■ **Work to do**
Below is a set of records; print all of them exactly as written.

■ **Data entries**
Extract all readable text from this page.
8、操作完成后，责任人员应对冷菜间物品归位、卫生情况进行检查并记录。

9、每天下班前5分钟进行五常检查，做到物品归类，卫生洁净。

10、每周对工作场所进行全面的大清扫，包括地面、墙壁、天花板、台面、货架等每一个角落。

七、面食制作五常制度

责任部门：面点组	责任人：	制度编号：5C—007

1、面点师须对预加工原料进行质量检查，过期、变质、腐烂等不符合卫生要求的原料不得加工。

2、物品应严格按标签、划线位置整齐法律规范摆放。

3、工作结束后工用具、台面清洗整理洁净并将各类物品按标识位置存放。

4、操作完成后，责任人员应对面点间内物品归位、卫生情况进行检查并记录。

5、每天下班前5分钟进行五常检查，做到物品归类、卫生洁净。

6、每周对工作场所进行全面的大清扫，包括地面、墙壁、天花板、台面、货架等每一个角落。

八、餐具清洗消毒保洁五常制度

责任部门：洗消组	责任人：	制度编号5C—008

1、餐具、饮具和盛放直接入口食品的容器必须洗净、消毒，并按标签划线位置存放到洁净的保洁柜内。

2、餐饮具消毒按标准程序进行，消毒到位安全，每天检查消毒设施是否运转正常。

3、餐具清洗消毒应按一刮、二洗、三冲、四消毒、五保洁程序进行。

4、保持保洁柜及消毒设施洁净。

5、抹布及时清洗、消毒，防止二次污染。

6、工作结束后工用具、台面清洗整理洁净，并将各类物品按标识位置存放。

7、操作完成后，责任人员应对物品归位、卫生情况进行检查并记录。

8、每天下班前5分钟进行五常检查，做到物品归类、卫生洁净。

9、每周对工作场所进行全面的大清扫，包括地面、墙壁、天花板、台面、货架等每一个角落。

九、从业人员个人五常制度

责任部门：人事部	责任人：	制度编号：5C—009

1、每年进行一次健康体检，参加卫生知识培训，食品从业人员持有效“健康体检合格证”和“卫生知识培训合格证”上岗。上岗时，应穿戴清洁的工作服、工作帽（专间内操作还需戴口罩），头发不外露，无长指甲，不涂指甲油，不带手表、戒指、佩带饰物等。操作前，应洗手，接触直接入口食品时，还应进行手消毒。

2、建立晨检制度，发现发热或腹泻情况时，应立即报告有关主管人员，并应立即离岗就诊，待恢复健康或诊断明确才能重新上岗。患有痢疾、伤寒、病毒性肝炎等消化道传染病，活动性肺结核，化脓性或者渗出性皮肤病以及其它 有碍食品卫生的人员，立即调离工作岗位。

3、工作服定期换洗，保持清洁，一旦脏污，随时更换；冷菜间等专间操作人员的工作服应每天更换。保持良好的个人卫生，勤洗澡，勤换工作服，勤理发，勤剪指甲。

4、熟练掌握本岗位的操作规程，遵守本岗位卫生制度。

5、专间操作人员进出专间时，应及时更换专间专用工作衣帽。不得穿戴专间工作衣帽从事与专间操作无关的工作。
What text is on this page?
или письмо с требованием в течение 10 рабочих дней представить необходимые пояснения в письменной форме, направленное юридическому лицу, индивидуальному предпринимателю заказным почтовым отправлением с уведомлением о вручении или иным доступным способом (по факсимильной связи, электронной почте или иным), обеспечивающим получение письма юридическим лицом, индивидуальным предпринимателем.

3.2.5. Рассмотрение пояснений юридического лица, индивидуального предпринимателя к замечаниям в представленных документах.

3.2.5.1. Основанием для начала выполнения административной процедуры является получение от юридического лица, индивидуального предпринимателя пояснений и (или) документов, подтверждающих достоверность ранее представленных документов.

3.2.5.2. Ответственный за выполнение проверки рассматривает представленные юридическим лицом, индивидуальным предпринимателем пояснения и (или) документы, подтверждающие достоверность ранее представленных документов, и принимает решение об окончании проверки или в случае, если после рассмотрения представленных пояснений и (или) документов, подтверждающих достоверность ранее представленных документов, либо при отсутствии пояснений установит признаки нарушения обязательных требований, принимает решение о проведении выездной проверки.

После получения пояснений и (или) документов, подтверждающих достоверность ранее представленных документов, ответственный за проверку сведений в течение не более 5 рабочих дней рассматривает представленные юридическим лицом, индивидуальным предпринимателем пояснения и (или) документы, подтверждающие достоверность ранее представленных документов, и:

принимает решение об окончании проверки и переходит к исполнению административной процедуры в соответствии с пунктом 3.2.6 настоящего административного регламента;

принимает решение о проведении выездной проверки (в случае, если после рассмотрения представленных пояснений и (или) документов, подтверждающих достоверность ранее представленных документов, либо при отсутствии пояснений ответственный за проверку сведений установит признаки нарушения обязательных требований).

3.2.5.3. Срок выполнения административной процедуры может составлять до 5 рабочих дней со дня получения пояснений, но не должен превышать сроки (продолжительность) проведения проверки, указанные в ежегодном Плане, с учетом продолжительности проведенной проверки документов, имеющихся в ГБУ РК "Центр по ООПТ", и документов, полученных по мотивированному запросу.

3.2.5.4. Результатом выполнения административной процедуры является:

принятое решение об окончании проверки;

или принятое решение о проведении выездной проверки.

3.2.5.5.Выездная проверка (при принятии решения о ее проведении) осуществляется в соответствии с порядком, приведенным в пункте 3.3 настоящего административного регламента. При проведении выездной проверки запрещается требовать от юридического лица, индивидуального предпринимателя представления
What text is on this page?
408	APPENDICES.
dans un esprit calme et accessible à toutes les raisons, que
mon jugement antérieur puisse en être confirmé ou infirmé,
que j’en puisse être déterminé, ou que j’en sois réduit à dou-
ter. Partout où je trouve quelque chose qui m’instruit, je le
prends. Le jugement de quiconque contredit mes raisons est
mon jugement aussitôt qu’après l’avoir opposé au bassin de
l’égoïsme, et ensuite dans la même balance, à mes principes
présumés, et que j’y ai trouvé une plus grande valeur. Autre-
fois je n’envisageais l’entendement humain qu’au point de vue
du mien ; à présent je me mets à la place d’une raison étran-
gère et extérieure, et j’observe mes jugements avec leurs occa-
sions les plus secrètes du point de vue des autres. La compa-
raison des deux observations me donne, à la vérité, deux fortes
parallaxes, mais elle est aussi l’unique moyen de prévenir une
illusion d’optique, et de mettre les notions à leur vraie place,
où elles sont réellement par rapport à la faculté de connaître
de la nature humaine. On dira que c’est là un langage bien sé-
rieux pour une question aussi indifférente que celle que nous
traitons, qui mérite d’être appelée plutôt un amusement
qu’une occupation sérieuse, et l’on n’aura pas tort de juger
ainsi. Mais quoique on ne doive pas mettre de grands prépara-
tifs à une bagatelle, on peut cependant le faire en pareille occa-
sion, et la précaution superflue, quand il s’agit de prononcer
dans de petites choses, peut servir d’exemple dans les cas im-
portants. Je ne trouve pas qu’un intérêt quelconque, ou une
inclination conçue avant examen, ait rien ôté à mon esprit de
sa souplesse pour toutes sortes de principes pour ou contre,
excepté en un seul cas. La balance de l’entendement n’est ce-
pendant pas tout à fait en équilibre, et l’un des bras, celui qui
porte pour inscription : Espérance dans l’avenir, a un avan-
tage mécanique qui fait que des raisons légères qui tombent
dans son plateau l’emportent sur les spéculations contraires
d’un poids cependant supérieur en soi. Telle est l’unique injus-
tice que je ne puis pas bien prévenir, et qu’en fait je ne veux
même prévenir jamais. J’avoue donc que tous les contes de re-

■ **Task response**
Extract all readable text from this page.
8、操作完成后，责任人员应对冷菜间物品归位、卫生情况进行检查并记录。

9、每天下班前5分钟进行五常检查，做到物品归类，卫生洁净。

10、每周对工作场所进行全面的大清扫，包括地面、墙壁、天花板、台面、货架等每一个角落。

七、面食制作五常制度

责任部门：面点组	责任人：	制度编号：5C—007

1、面点师须对预加工原料进行质量检查，过期、变质、腐烂等不符合卫生要求的原料不得加工。

2、物品应严格按标签、划线位置整齐法律规范摆放。

3、工作结束后工用具、台面清洗整理洁净并将各类物品按标识位置存放。

4、操作完成后，责任人员应对面点间内物品归位、卫生情况进行检查并记录。

5、每天下班前5分钟进行五常检查，做到物品归类、卫生洁净。

6、每周对工作场所进行全面的大清扫，包括地面、墙壁、天花板、台面、货架等每一个角落。

八、餐具清洗消毒保洁五常制度

责任部门：洗消组	责任人：	制度编号5C—008

1、餐具、饮具和盛放直接入口食品的容器必须洗净、消毒，并按标签划线位置存放到洁净的保洁柜内。

2、餐饮具消毒按标准程序进行，消毒到位安全，每天检查消毒设施是否运转正常。

3、餐具清洗消毒应按一刮、二洗、三冲、四消毒、五保洁程序进行。

4、保持保洁柜及消毒设施洁净。

5、抹布及时清洗、消毒，防止二次污染。

6、工作结束后工用具、台面清洗整理洁净，并将各类物品按标识位置存放。

7、操作完成后，责任人员应对物品归位、卫生情况进行检查并记录。

8、每天下班前5分钟进行五常检查，做到物品归类、卫生洁净。

9、每周对工作场所进行全面的大清扫，包括地面、墙壁、天花板、台面、货架等每一个角落。

九、从业人员个人五常制度

责任部门：人事部	责任人：	制度编号：5C—009

1、每年进行一次健康体检，参加卫生知识培训，食品从业人员持有效“健康体检合格证”和“卫生知识培训合格证”上岗。上岗时，应穿戴清洁的工作服、工作帽（专间内操作还需戴口罩），头发不外露，无长指甲，不涂指甲油，不带手表、戒指、佩带饰物等。操作前，应洗手，接触直接入口食品时，还应进行手消毒。

2、建立晨检制度，发现发热或腹泻情况时，应立即报告有关主管人员，并应立即离岗就诊，待恢复健康或诊断明确才能重新上岗。患有痢疾、伤寒、病毒性肝炎等消化道传染病，活动性肺结核，化脓性或者渗出性皮肤病以及其它 有碍食品卫生的人员，立即调离工作岗位。

3、工作服定期换洗，保持清洁，一旦脏污，随时更换；冷菜间等专间操作人员的工作服应每天更换。保持良好的个人卫生，勤洗澡，勤换工作服，勤理发，勤剪指甲。

4、熟练掌握本岗位的操作规程，遵守本岗位卫生制度。

5、专间操作人员进出专间时，应及时更换专间专用工作衣帽。不得穿戴专间工作衣帽从事与专间操作无关的工作。
What text is on this page?
или письмо с требованием в течение 10 рабочих дней представить необходимые пояснения в письменной форме, направленное юридическому лицу, индивидуальному предпринимателю заказным почтовым отправлением с уведомлением о вручении или иным доступным способом (по факсимильной связи, электронной почте или иным), обеспечивающим получение письма юридическим лицом, индивидуальным предпринимателем.

3.2.5. Рассмотрение пояснений юридического лица, индивидуального предпринимателя к замечаниям в представленных документах.

3.2.5.1. Основанием для начала выполнения административной процедуры является получение от юридического лица, индивидуального предпринимателя пояснений и (или) документов, подтверждающих достоверность ранее представленных документов.

3.2.5.2. Ответственный за выполнение проверки рассматривает представленные юридическим лицом, индивидуальным предпринимателем пояснения и (или) документы, подтверждающие достоверность ранее представленных документов, и принимает решение об окончании проверки или в случае, если после рассмотрения представленных пояснений и (или) документов, подтверждающих достоверность ранее представленных документов, либо при отсутствии пояснений установит признаки нарушения обязательных требований, принимает решение о проведении выездной проверки.

После получения пояснений и (или) документов, подтверждающих достоверность ранее представленных документов, ответственный за проверку сведений в течение не более 5 рабочих дней рассматривает представленные юридическим лицом, индивидуальным предпринимателем пояснения и (или) документы, подтверждающие достоверность ранее представленных документов, и:

принимает решение об окончании проверки и переходит к исполнению административной процедуры в соответствии с пунктом 3.2.6 настоящего административного регламента;

принимает решение о проведении выездной проверки (в случае, если после рассмотрения представленных пояснений и (или) документов, подтверждающих достоверность ранее представленных документов, либо при отсутствии пояснений ответственный за проверку сведений установит признаки нарушения обязательных требований).

3.2.5.3. Срок выполнения административной процедуры может составлять до 5 рабочих дней со дня получения пояснений, но не должен превышать сроки (продолжительность) проведения проверки, указанные в ежегодном Плане, с учетом продолжительности проведенной проверки документов, имеющихся в ГБУ РК "Центр по ООПТ", и документов, полученных по мотивированному запросу.

3.2.5.4. Результатом выполнения административной процедуры является:

принятое решение об окончании проверки;

или принятое решение о проведении выездной проверки.

3.2.5.5.Выездная проверка (при принятии решения о ее проведении) осуществляется в соответствии с порядком, приведенным в пункте 3.3 настоящего административного регламента. При проведении выездной проверки запрещается требовать от юридического лица, индивидуального предпринимателя представления
What text is on this page?
408	APPENDICES.
dans un esprit calme et accessible à toutes les raisons, que
mon jugement antérieur puisse en être confirmé ou infirmé,
que j’en puisse être déterminé, ou que j’en sois réduit à dou-
ter. Partout où je trouve quelque chose qui m’instruit, je le
prends. Le jugement de quiconque contredit mes raisons est
mon jugement aussitôt qu’après l’avoir opposé au bassin de
l’égoïsme, et ensuite dans la même balance, à mes principes
présumés, et que j’y ai trouvé une plus grande valeur. Autre-
fois je n’envisageais l’entendement humain qu’au point de vue
du mien ; à présent je me mets à la place d’une raison étran-
gère et extérieure, et j’observe mes jugements avec leurs occa-
sions les plus secrètes du point de vue des autres. La compa-
raison des deux observations me donne, à la vérité, deux fortes
parallaxes, mais elle est aussi l’unique moyen de prévenir une
illusion d’optique, et de mettre les notions à leur vraie place,
où elles sont réellement par rapport à la faculté de connaître
de la nature humaine. On dira que c’est là un langage bien sé-
rieux pour une question aussi indifférente que celle que nous
traitons, qui mérite d’être appelée plutôt un amusement
qu’une occupation sérieuse, et l’on n’aura pas tort de juger
ainsi. Mais quoique on ne doive pas mettre de grands prépara-
tifs à une bagatelle, on peut cependant le faire en pareille occa-
sion, et la précaution superflue, quand il s’agit de prononcer
dans de petites choses, peut servir d’exemple dans les cas im-
portants. Je ne trouve pas qu’un intérêt quelconque, ou une
inclination conçue avant examen, ait rien ôté à mon esprit de
sa souplesse pour toutes sortes de principes pour ou contre,
excepté en un seul cas. La balance de l’entendement n’est ce-
pendant pas tout à fait en équilibre, et l’un des bras, celui qui
porte pour inscription : Espérance dans l’avenir, a un avan-
tage mécanique qui fait que des raisons légères qui tombent
dans son plateau l’emportent sur les spéculations contraires
d’un poids cependant supérieur en soi. Telle est l’unique injus-
tice que je ne puis pas bien prévenir, et qu’en fait je ne veux
même prévenir jamais. J’avoue donc que tous les contes de re-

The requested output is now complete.